• [Entries supplied]:
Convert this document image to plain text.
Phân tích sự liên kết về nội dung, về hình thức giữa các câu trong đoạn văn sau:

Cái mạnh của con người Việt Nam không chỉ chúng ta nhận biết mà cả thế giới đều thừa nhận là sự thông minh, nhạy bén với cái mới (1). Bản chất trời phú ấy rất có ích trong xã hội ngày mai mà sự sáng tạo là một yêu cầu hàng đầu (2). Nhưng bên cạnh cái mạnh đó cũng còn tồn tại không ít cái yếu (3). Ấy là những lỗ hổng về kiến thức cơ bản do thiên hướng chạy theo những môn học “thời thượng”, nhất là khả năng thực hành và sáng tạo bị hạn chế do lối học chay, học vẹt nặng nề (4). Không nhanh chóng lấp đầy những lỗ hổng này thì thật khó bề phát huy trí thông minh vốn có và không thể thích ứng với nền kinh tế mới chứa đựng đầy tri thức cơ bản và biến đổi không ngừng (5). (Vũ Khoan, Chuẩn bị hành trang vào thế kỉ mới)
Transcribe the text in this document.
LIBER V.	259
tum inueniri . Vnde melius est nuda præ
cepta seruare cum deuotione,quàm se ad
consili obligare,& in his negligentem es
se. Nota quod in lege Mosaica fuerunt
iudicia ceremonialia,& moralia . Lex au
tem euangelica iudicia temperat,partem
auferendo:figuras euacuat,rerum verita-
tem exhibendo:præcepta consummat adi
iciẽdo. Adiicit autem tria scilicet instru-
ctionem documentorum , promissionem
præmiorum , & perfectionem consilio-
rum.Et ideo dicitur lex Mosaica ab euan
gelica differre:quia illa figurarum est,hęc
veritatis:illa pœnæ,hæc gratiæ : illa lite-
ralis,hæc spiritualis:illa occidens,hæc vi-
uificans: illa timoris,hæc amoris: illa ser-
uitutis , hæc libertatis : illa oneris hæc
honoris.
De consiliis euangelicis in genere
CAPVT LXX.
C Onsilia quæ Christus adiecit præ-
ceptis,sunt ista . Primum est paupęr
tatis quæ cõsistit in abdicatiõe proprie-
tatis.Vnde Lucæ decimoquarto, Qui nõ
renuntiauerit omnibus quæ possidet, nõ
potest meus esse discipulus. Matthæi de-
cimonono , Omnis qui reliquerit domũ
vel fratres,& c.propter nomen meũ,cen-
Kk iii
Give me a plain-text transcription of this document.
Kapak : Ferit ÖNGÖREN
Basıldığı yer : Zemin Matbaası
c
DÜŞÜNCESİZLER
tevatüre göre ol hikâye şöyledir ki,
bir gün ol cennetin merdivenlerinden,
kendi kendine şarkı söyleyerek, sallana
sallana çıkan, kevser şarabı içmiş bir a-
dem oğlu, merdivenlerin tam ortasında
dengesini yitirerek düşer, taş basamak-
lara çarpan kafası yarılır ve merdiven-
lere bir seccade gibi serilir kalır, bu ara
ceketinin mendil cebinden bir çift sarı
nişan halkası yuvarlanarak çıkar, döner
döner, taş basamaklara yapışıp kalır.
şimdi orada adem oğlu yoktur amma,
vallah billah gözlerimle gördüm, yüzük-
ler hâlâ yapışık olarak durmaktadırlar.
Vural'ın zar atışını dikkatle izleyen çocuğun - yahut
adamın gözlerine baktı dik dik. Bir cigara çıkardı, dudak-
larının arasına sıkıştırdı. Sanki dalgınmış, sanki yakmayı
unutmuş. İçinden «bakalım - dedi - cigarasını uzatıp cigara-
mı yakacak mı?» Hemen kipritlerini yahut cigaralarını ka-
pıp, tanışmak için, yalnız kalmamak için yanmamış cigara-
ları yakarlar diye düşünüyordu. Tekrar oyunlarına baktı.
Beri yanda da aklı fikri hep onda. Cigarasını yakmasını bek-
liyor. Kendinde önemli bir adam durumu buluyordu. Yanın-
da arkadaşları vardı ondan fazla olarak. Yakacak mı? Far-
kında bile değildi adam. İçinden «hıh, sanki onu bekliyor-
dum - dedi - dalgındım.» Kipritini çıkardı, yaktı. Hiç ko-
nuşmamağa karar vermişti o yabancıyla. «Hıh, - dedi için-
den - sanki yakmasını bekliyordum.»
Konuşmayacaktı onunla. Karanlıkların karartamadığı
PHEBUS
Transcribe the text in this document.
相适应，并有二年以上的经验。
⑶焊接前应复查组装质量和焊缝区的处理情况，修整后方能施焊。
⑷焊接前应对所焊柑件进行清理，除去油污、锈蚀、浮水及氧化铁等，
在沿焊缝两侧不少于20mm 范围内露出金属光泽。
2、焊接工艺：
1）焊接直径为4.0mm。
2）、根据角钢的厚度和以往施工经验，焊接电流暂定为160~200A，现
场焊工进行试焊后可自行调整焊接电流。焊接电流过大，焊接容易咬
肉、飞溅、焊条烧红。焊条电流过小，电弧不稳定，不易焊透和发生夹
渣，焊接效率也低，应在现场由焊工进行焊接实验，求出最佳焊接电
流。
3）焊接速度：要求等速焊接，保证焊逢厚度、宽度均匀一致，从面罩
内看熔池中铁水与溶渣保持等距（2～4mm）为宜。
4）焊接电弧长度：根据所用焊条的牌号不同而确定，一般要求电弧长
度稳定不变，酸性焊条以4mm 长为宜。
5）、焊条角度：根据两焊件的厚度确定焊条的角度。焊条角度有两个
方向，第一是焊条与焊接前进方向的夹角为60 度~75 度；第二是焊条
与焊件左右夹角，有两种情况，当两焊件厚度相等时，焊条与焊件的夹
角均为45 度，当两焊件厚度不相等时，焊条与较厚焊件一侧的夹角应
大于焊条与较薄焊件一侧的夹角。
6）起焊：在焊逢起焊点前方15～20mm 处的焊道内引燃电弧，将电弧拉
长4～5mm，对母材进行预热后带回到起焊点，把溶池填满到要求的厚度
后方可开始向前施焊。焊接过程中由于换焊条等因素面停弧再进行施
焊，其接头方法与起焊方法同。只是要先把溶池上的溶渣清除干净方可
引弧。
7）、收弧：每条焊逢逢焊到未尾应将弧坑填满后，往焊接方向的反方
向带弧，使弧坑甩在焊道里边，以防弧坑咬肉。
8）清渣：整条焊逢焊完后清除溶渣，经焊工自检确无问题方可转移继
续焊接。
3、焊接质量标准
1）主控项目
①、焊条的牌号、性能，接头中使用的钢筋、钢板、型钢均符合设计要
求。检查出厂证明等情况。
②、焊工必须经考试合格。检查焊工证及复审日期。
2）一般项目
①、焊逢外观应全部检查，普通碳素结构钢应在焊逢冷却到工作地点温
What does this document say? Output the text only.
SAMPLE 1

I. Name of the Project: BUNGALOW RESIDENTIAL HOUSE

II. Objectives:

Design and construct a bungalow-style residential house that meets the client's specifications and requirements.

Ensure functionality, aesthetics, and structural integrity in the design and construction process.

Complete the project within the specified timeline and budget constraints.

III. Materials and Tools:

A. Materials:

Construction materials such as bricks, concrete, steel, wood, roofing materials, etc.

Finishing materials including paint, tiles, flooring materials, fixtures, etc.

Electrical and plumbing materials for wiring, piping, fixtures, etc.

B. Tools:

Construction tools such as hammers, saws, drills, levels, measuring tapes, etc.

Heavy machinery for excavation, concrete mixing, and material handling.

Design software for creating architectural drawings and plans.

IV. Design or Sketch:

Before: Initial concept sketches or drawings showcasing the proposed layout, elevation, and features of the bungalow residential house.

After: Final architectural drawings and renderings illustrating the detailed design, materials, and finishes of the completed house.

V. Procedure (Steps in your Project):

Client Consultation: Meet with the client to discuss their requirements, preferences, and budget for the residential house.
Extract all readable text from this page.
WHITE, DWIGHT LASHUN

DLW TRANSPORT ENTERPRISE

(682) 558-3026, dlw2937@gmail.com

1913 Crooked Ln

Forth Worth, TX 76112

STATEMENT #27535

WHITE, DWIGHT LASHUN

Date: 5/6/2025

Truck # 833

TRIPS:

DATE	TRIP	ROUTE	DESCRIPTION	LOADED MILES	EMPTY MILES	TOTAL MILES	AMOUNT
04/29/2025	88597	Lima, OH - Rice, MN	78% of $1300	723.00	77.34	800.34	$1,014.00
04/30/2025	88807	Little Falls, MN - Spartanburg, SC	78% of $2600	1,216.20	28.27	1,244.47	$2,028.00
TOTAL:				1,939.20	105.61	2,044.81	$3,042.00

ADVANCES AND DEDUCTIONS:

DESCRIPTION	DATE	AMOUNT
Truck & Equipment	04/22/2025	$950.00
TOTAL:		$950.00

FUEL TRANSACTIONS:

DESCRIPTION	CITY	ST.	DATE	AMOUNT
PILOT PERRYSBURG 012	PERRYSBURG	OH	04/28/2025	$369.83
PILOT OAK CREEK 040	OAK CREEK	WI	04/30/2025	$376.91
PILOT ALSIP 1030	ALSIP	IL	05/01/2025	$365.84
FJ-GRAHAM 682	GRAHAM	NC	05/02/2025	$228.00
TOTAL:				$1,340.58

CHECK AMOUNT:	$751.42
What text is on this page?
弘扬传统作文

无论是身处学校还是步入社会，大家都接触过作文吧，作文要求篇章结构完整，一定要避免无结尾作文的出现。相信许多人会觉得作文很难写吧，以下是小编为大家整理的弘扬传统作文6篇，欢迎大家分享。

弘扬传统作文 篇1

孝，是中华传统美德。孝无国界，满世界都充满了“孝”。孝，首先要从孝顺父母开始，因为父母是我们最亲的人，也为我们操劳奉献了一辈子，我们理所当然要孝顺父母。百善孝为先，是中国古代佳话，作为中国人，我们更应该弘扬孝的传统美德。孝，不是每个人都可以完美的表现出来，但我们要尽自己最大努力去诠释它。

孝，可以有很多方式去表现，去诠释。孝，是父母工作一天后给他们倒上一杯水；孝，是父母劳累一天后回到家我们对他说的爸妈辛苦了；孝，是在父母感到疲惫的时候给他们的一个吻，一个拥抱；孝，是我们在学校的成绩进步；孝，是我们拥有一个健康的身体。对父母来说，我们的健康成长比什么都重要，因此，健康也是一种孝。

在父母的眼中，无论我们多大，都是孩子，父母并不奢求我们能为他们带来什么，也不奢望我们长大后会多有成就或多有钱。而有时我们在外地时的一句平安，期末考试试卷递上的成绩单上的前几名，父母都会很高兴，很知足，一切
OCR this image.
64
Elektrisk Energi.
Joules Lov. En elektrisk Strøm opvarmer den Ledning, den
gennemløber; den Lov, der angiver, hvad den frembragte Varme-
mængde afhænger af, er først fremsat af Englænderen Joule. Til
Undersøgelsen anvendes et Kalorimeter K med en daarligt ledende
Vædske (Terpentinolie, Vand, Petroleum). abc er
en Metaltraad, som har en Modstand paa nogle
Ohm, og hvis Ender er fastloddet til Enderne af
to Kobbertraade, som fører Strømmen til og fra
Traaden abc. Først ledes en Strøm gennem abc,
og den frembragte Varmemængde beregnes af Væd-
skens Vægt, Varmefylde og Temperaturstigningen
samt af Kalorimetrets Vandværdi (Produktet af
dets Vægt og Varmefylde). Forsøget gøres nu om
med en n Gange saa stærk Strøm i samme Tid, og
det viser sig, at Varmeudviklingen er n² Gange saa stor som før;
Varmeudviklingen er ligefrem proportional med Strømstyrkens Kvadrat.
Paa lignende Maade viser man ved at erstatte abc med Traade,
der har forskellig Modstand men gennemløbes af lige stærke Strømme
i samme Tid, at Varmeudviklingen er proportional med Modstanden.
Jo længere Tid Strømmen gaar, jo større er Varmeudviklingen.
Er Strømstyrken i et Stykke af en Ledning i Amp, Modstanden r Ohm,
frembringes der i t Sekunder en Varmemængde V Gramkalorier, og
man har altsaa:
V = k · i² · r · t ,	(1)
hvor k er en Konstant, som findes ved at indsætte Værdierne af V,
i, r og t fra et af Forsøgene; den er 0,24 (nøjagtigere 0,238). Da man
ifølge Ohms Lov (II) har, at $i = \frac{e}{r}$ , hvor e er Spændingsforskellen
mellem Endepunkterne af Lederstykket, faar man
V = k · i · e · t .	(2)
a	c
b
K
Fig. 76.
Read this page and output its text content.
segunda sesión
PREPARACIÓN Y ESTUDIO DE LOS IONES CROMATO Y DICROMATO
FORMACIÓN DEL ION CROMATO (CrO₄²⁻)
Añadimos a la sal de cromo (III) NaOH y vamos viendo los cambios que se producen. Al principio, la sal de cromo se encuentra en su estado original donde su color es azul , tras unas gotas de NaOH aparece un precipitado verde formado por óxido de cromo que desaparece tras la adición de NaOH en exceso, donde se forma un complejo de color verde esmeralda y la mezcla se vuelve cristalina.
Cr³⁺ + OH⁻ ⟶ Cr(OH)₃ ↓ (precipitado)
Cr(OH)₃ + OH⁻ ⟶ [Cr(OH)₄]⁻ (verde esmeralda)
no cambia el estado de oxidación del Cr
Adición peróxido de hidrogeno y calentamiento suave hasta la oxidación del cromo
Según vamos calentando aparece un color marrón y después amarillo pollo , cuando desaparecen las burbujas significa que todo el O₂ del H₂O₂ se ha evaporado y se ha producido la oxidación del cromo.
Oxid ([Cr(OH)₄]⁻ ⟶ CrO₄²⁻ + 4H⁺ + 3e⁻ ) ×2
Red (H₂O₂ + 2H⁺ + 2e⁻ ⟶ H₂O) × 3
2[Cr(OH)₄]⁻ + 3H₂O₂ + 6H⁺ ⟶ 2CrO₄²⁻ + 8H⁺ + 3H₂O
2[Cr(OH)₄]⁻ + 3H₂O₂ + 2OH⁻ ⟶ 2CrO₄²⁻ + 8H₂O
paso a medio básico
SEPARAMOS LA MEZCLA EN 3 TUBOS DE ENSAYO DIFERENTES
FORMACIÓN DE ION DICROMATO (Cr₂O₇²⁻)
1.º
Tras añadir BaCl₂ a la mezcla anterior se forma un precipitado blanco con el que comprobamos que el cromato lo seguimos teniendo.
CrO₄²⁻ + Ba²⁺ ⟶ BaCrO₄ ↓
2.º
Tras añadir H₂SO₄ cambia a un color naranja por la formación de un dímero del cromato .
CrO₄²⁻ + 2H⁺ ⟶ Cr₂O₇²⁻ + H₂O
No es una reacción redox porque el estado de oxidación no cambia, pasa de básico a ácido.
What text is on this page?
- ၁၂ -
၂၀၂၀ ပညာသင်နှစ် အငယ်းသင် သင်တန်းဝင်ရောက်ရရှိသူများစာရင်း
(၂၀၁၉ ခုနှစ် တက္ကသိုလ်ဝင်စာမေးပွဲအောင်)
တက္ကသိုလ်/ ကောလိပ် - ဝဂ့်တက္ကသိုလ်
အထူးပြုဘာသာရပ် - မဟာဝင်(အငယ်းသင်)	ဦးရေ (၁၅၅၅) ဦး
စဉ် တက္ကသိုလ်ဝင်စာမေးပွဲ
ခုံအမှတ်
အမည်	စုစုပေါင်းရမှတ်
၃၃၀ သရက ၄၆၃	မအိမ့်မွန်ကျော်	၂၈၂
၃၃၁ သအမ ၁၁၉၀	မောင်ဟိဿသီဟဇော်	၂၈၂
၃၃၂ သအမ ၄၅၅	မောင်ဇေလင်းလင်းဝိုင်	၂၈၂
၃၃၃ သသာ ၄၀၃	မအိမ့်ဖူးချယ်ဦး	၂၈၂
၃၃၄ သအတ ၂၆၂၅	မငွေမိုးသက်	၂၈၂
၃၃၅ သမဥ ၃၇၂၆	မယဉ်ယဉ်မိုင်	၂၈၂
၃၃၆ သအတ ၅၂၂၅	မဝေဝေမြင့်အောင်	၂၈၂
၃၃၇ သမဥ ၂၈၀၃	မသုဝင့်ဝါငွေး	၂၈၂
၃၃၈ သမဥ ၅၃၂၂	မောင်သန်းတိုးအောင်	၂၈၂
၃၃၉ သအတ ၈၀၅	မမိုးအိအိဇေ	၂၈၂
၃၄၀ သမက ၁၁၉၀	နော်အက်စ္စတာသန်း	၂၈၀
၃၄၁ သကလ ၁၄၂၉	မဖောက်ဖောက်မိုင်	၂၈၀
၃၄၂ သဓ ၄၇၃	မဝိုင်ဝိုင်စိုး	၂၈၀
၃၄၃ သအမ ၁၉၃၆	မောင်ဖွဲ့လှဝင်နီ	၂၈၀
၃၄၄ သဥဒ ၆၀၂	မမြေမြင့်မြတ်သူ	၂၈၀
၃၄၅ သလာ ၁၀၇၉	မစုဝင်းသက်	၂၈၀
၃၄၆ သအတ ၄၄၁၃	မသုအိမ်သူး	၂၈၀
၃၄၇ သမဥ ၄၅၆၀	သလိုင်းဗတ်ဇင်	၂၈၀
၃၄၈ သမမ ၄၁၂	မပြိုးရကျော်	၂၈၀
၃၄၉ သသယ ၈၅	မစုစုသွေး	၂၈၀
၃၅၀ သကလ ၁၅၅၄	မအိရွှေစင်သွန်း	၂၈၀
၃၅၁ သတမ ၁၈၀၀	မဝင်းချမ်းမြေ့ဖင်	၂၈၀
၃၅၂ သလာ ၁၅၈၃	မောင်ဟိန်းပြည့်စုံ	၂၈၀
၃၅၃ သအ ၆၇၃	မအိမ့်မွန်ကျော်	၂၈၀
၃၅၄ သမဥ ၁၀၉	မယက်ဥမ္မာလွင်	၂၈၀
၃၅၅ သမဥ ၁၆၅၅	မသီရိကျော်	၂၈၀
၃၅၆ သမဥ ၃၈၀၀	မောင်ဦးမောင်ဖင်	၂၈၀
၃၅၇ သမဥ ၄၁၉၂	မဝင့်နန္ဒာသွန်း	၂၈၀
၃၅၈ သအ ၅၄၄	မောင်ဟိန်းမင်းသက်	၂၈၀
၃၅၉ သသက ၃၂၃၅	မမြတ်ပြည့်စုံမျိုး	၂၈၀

• [Problem description]:
Look through the entries above and report each line where the string "Mosaica" occurs.

• [Response to the exercise]:
se. Nota quod in lege Mosaica fuerunt
rum.Et ideo dicitur lex Mosaica ab euan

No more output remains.